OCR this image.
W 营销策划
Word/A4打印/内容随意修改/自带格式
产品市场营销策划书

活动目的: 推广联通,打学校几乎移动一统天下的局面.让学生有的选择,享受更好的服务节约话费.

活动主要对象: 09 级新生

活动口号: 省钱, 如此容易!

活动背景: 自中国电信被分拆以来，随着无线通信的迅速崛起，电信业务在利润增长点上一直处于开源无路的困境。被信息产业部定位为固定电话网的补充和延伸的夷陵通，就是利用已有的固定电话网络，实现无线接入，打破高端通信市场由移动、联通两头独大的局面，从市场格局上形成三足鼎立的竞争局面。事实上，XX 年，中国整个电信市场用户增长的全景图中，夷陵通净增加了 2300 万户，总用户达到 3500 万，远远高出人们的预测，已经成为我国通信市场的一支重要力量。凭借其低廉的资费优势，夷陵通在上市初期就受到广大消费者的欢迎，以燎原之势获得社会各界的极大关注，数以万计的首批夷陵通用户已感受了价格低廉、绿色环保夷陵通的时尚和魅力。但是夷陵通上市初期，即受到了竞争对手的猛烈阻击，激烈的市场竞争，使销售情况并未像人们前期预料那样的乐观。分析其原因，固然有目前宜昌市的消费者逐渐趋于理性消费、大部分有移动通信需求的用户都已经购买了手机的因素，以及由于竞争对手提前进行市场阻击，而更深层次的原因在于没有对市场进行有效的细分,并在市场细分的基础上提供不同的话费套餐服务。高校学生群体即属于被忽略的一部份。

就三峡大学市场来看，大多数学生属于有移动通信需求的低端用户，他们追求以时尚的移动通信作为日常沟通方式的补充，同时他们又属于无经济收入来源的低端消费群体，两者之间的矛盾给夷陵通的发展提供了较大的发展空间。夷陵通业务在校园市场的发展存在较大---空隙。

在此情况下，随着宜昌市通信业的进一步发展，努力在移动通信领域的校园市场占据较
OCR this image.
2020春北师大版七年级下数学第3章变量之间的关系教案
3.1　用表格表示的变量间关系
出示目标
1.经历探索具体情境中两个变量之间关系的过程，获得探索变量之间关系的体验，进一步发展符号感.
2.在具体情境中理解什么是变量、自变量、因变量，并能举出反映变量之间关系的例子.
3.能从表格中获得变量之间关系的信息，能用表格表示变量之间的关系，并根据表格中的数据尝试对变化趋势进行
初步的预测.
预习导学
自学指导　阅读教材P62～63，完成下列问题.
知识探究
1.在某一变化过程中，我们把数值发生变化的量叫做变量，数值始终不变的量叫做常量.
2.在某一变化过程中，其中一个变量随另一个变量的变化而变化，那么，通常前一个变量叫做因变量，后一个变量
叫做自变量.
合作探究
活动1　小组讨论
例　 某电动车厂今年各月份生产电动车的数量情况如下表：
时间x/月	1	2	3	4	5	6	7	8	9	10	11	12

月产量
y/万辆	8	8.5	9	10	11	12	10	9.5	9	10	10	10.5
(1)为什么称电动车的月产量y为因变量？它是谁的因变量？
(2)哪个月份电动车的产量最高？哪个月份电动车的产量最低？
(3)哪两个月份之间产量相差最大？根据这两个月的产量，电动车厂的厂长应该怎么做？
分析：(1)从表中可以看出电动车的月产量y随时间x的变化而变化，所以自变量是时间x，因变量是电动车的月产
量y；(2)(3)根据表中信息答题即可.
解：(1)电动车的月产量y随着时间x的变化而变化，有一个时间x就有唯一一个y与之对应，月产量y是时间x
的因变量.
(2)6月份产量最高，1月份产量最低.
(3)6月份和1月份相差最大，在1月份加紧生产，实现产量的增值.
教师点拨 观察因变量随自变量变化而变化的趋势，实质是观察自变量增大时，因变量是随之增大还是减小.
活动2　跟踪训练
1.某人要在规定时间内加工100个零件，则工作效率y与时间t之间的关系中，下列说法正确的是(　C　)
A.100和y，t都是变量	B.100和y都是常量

§ **What is needed**:
Identify and copy all lines with the word "在某一变化过程中".

§ **Problem solution**:
1.在某一变化过程中，我们把数值发生变化的量叫做变量，数值始终不变的量叫做常量.
2.在某一变化过程中，其中一个变量随另一个变量的变化而变化，那么，通常前一个变量叫做因变量，后一个变量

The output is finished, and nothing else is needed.